### TASK TO COMPLETE
Give the data again, word for word.

### Dataset excerpts
● ● ● ● ● ● ●

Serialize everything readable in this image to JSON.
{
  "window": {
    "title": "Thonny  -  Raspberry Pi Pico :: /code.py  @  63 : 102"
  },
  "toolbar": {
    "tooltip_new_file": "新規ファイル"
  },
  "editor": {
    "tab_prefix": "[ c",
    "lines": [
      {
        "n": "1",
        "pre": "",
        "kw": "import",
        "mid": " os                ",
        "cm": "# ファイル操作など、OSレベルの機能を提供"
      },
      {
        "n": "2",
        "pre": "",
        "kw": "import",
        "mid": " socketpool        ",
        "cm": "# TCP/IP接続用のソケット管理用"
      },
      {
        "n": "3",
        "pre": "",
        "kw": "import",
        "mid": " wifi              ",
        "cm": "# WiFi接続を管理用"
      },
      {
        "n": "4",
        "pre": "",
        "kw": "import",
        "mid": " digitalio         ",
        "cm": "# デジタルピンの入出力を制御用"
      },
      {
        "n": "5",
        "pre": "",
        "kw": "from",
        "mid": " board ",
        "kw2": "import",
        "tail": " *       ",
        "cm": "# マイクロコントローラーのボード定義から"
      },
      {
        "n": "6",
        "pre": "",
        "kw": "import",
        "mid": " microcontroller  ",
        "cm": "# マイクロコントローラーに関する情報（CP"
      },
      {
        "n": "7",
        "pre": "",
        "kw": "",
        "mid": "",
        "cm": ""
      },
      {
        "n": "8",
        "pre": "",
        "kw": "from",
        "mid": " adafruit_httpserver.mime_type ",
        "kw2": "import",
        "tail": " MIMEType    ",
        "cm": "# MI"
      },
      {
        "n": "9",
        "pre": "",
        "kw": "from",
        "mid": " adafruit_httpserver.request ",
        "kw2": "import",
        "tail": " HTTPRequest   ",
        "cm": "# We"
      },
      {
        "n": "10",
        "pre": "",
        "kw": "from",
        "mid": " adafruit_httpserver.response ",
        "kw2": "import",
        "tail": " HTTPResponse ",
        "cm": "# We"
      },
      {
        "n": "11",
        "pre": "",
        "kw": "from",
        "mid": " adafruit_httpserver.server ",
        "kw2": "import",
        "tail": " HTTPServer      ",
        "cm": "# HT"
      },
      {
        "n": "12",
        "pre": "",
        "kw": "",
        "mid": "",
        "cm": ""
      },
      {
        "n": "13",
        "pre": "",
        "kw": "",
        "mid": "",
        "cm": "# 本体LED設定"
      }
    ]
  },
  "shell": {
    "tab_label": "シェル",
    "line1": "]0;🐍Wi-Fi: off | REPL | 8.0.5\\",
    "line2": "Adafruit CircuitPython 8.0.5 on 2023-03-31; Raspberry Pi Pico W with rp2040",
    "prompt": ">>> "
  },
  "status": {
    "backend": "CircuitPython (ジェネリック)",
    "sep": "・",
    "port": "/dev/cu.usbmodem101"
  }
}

● ● ● ● ● ● ●

### RESULT
Serialize everything readable in this image to JSON.
{
  "window": {
    "title": "Thonny  -  Raspberry Pi Pico :: /code.py  @  63 : 102"
  },
  "toolbar": {
    "tooltip_new_file": "新規ファイル"
  },
  "editor": {
    "tab_prefix": "[ c",
    "lines": [
      {
        "n": "1",
        "pre": "",
        "kw": "import",
        "mid": " os                ",
        "cm": "# ファイル操作など、OSレベルの機能を提供"
      },
      {
        "n": "2",
        "pre": "",
        "kw": "import",
        "mid": " socketpool        ",
        "cm": "# TCP/IP接続用のソケット管理用"
      },
      {
        "n": "3",
        "pre": "",
        "kw": "import",
        "mid": " wifi              ",
        "cm": "# WiFi接続を管理用"
      },
      {
        "n": "4",
        "pre": "",
        "kw": "import",
        "mid": " digitalio         ",
        "cm": "# デジタルピンの入出力を制御用"
      },
      {
        "n": "5",
        "pre": "",
        "kw": "from",
        "mid": " board ",
        "kw2": "import",
        "tail": " *       ",
        "cm": "# マイクロコントローラーのボード定義から"
      },
      {
        "n": "6",
        "pre": "",
        "kw": "import",
        "mid": " microcontroller  ",
        "cm": "# マイクロコントローラーに関する情報（CP"
      },
      {
        "n": "7",
        "pre": "",
        "kw": "",
        "mid": "",
        "cm": ""
      },
      {
        "n": "8",
        "pre": "",
        "kw": "from",
        "mid": " adafruit_httpserver.mime_type ",
        "kw2": "import",
        "tail": " MIMEType    ",
        "cm": "# MI"
      },
      {
        "n": "9",
        "pre": "",
        "kw": "from",
        "mid": " adafruit_httpserver.request ",
        "kw2": "import",
        "tail": " HTTPRequest   ",
        "cm": "# We"
      },
      {
        "n": "10",
        "pre": "",
        "kw": "from",
        "mid": " adafruit_httpserver.response ",
        "kw2": "import",
        "tail": " HTTPResponse ",
        "cm": "# We"
      },
      {
        "n": "11",
        "pre": "",
        "kw": "from",
        "mid": " adafruit_httpserver.server ",
        "kw2": "import",
        "tail": " HTTPServer      ",
        "cm": "# HT"
      },
      {
        "n": "12",
        "pre": "",
        "kw": "",
        "mid": "",
        "cm": ""
      },
      {
        "n": "13",
        "pre": "",
        "kw": "",
        "mid": "",
        "cm": "# 本体LED設定"
      }
    ]
  },
  "shell": {
    "tab_label": "シェル",
    "line1": "]0;🐍Wi-Fi: off | REPL | 8.0.5\\",
    "line2": "Adafruit CircuitPython 8.0.5 on 2023-03-31; Raspberry Pi Pico W with rp2040",
    "prompt": ">>> "
  },
  "status": {
    "backend": "CircuitPython (ジェネリック)",
    "sep": "・",
    "port": "/dev/cu.usbmodem101"
  }
}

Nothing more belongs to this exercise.